Rows from a dataset:
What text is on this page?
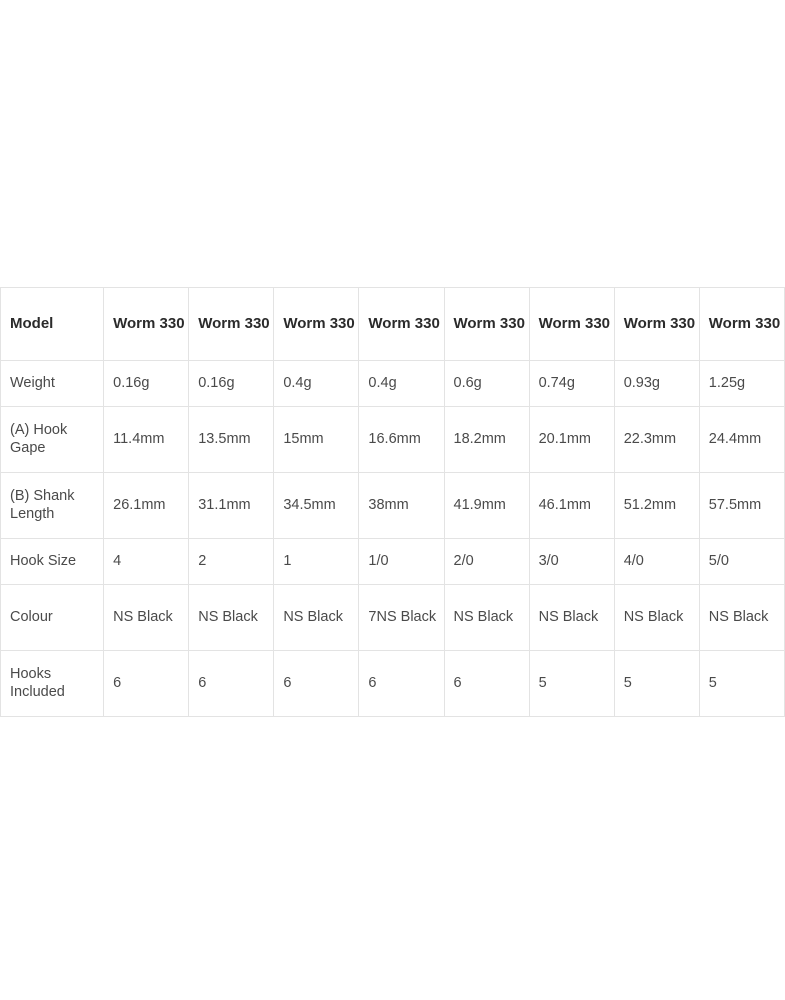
Model	Worm 330	Worm 330	Worm 330	Worm 330	Worm 330	Worm 330	Worm 330	Worm 330
Weight	0.16g	0.16g	0.4g	0.4g	0.6g	0.74g	0.93g	1.25g
(A) Hook Gape	11.4mm	13.5mm	15mm	16.6mm	18.2mm	20.1mm	22.3mm	24.4mm
(B) Shank Length	26.1mm	31.1mm	34.5mm	38mm	41.9mm	46.1mm	51.2mm	57.5mm
Hook Size	4	2	1	1/0	2/0	3/0	4/0	5/0
Colour	NS Black	NS Black	NS Black	7NS Black	NS Black	NS Black	NS Black	NS Black
Hooks Included	6	6	6	6	6	5	5	5
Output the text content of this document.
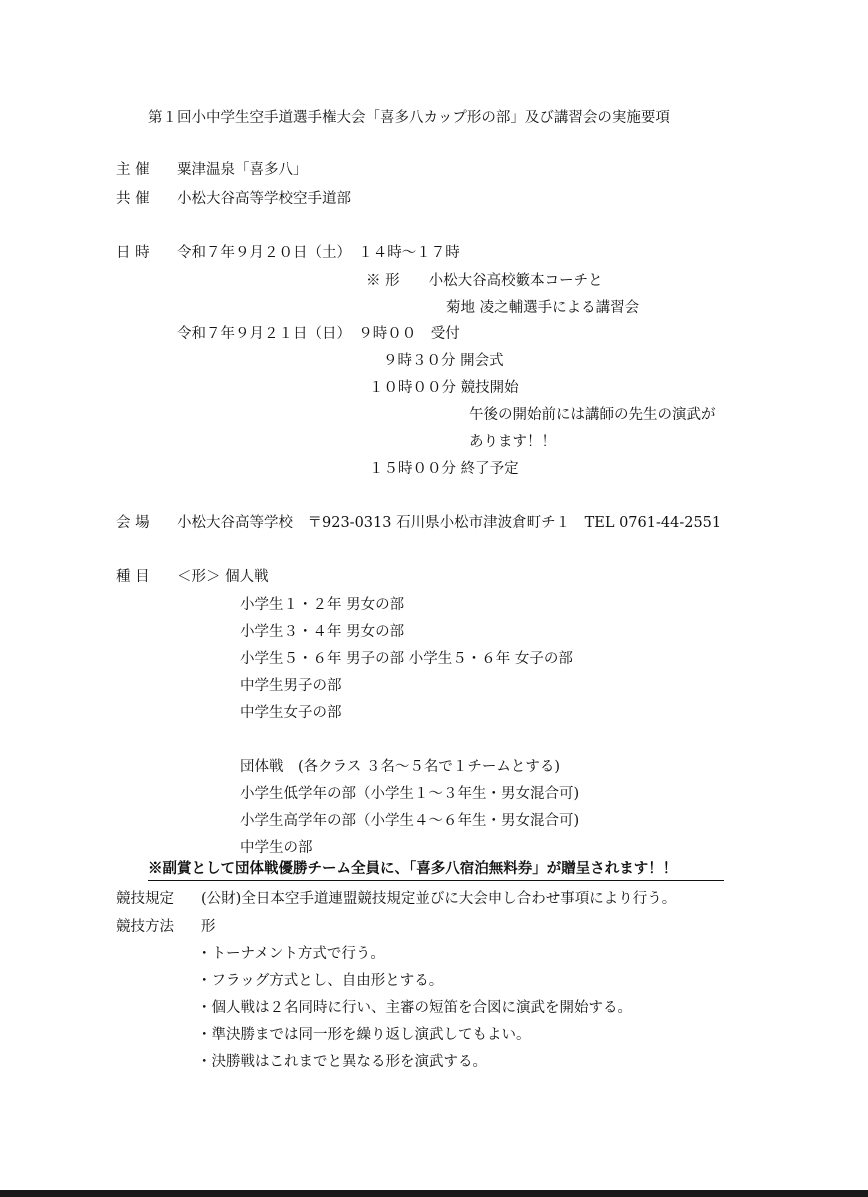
第１回小中学生空手道選手権大会「喜多八カップ形の部」及び講習会の実施要項
主 催 粟津温泉「喜多八」
共 催 小松大谷高等学校空手道部
日 時 令和７年９月２０日（土）　１４時～１７時
※ 形　　小松大谷高校籔本コーチと
菊地 凌之輔選手による講習会
令和７年９月２１日（日）　９時００　受付
９時３０分 開会式
１０時００分 競技開始
午後の開始前には講師の先生の演武が
あります！！
１５時００分 終了予定
会 場 小松大谷高等学校　〒923-0313 石川県小松市津波倉町チ１　TEL 0761-44-2551
種 目 ＜形＞ 個人戦
小学生１・２年 男女の部
小学生３・４年 男女の部
小学生５・６年 男子の部 小学生５・６年 女子の部
中学生男子の部
中学生女子の部
団体戦　(各クラス ３名～５名で１チームとする)
小学生低学年の部（小学生１～３年生・男女混合可)
小学生高学年の部（小学生４～６年生・男女混合可)
中学生の部
※副賞として団体戦優勝チーム全員に、「喜多八宿泊無料券」が贈呈されます！！
競技規定 (公財)全日本空手道連盟競技規定並びに大会申し合わせ事項により行う。
競技方法 形
・トーナメント方式で行う。
・フラッグ方式とし、自由形とする。
・個人戦は２名同時に行い、主審の短笛を合図に演武を開始する。
・準決勝までは同一形を繰り返し演武してもよい。
・決勝戦はこれまでと異なる形を演武する。
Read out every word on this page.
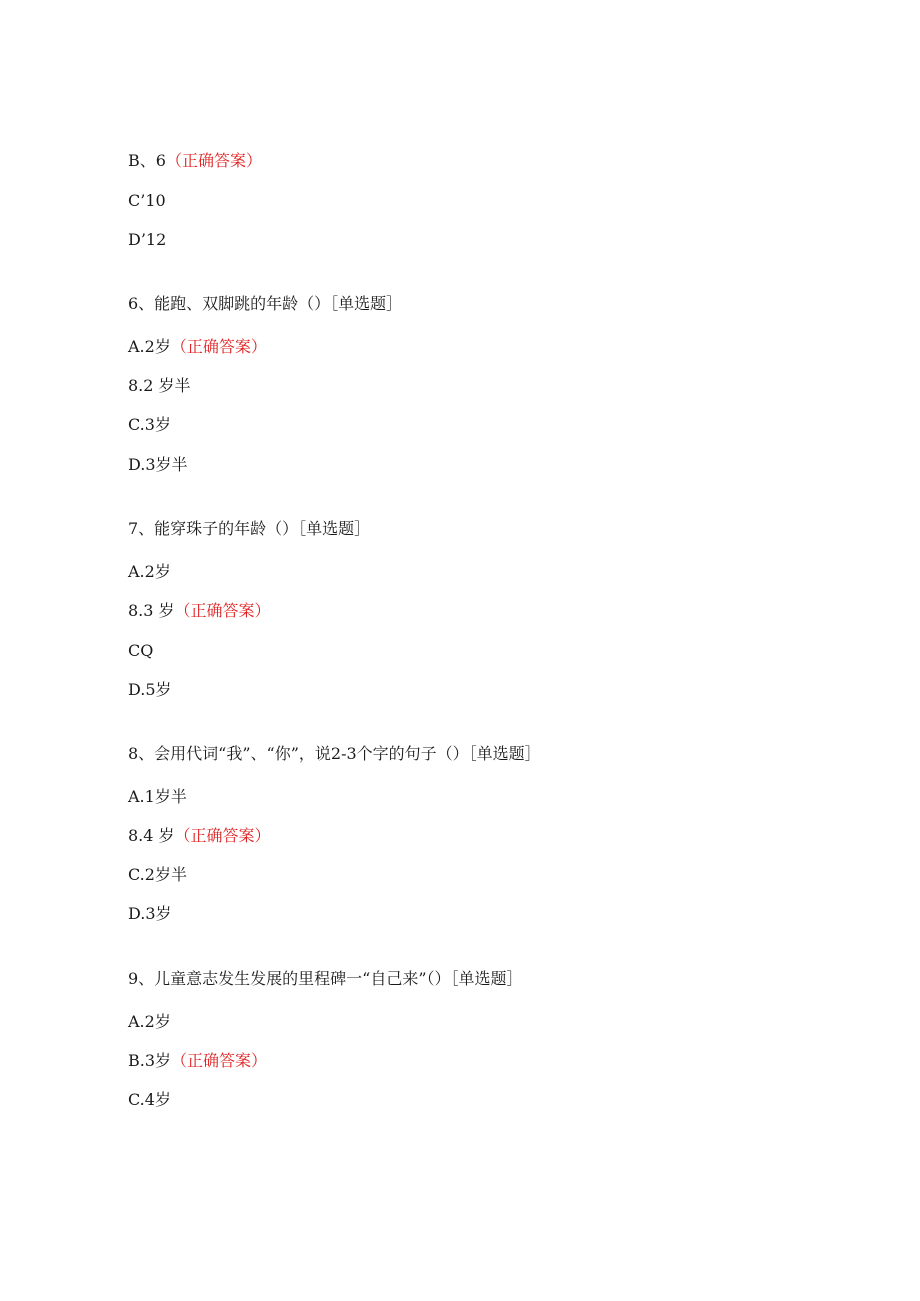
B、6（正确答案）
C’10
D’12
6、能跑、双脚跳的年龄（）［单选题］
A.2岁（正确答案）
8.2 岁半
C.3岁
D.3岁半
7、能穿珠子的年龄（）［单选题］
A.2岁
8.3 岁（正确答案）
CQ
D.5岁
8、会用代词“我”、“你”，说2-3个字的句子（）［单选题］
A.1岁半
8.4 岁（正确答案）
C.2岁半
D.3岁
9、儿童意志发生发展的里程碑一“自己来”（）［单选题］
A.2岁
B.3岁（正确答案）
C.4岁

• _WHAT IS NEEDED_
Every line from the one containing "Read out every word on this page." through the end of the data above should be copied exactly; nothing else is copied, and pictures are omitted.

• _WRITTEN RESPONSE_
Read out every word on this page.
B、6（正确答案）
C’10
D’12
6、能跑、双脚跳的年龄（）［单选题］
A.2岁（正确答案）
8.2 岁半
C.3岁
D.3岁半
7、能穿珠子的年龄（）［单选题］
A.2岁
8.3 岁（正确答案）
CQ
D.5岁
8、会用代词“我”、“你”，说2-3个字的句子（）［单选题］
A.1岁半
8.4 岁（正确答案）
C.2岁半
D.3岁
9、儿童意志发生发展的里程碑一“自己来”（）［单选题］
A.2岁
B.3岁（正确答案）
C.4岁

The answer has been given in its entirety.